Data entries -
⁂
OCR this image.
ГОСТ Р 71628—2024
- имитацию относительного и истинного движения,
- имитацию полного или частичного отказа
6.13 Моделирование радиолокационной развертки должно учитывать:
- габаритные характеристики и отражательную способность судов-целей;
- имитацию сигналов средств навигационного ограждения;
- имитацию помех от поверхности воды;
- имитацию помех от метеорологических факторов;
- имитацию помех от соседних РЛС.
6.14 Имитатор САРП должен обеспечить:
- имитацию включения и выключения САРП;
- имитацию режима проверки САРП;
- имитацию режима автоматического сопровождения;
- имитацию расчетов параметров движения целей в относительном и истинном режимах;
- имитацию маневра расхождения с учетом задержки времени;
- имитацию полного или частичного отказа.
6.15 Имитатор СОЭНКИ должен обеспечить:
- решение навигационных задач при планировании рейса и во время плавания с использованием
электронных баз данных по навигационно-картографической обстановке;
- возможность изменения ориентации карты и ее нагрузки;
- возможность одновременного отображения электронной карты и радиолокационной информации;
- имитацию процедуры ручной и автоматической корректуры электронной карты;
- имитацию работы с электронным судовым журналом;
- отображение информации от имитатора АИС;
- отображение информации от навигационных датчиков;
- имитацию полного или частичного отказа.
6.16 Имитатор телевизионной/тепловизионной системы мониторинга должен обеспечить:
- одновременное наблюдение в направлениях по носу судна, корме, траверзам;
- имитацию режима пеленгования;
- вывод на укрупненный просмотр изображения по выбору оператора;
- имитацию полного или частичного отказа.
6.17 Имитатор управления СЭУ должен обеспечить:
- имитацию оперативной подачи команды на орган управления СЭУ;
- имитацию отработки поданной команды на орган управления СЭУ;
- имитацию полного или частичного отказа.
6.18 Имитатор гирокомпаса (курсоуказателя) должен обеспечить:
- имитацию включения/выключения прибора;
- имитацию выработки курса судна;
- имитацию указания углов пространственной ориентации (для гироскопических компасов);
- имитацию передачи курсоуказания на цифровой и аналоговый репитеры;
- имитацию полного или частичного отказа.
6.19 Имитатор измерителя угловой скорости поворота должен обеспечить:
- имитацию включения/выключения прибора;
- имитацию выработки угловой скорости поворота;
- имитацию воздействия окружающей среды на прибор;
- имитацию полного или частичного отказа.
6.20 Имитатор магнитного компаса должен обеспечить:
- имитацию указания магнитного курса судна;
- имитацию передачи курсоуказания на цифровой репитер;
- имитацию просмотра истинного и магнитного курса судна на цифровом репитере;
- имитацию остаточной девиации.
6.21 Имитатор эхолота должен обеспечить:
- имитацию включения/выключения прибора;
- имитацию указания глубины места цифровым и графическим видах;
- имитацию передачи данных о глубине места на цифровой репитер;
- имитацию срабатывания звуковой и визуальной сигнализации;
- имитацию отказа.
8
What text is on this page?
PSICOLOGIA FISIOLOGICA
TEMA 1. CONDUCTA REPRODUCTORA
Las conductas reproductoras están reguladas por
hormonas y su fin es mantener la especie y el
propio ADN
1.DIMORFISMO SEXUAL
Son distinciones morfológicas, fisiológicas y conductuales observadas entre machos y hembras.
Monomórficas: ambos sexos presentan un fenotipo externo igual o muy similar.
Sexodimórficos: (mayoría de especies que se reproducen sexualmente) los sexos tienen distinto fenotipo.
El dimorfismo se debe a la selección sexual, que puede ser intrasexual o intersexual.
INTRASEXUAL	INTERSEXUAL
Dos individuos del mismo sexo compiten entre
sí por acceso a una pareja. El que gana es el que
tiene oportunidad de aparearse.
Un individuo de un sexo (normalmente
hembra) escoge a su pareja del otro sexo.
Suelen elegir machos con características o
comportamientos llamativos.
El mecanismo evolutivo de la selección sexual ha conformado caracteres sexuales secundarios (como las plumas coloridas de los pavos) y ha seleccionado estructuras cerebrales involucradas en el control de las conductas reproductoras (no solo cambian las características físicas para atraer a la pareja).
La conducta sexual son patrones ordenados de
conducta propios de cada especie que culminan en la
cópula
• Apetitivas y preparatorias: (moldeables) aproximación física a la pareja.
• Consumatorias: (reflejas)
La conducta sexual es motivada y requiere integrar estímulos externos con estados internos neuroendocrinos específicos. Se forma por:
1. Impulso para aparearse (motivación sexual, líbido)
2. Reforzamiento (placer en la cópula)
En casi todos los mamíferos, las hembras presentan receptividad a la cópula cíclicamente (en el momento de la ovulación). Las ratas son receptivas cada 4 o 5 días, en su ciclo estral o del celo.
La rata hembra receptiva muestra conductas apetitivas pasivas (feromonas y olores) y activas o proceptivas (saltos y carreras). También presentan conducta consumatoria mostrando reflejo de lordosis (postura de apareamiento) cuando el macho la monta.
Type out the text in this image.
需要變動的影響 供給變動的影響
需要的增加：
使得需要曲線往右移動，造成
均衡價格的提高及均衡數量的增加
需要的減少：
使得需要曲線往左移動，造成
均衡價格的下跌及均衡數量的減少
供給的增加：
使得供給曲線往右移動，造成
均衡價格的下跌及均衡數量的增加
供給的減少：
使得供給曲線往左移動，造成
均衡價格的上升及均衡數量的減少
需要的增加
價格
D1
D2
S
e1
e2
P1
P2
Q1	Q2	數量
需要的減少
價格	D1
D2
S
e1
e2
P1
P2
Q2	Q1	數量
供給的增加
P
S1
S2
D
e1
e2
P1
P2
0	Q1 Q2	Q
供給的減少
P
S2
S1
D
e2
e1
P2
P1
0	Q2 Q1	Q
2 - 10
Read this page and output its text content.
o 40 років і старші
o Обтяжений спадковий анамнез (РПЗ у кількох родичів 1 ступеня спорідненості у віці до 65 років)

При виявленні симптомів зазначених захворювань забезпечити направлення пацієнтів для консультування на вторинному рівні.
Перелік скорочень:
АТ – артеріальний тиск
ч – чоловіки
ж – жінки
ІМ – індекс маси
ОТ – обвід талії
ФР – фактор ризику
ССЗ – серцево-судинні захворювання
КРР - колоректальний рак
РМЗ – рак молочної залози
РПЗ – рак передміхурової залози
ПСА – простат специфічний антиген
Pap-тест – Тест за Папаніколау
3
⁂
Requirement - Filter lines by "скорости" and return each hit.

Result of this task -
6.19 Имитатор измерителя угловой скорости поворота должен обеспечить:
- имитацию выработки угловой скорости поворота;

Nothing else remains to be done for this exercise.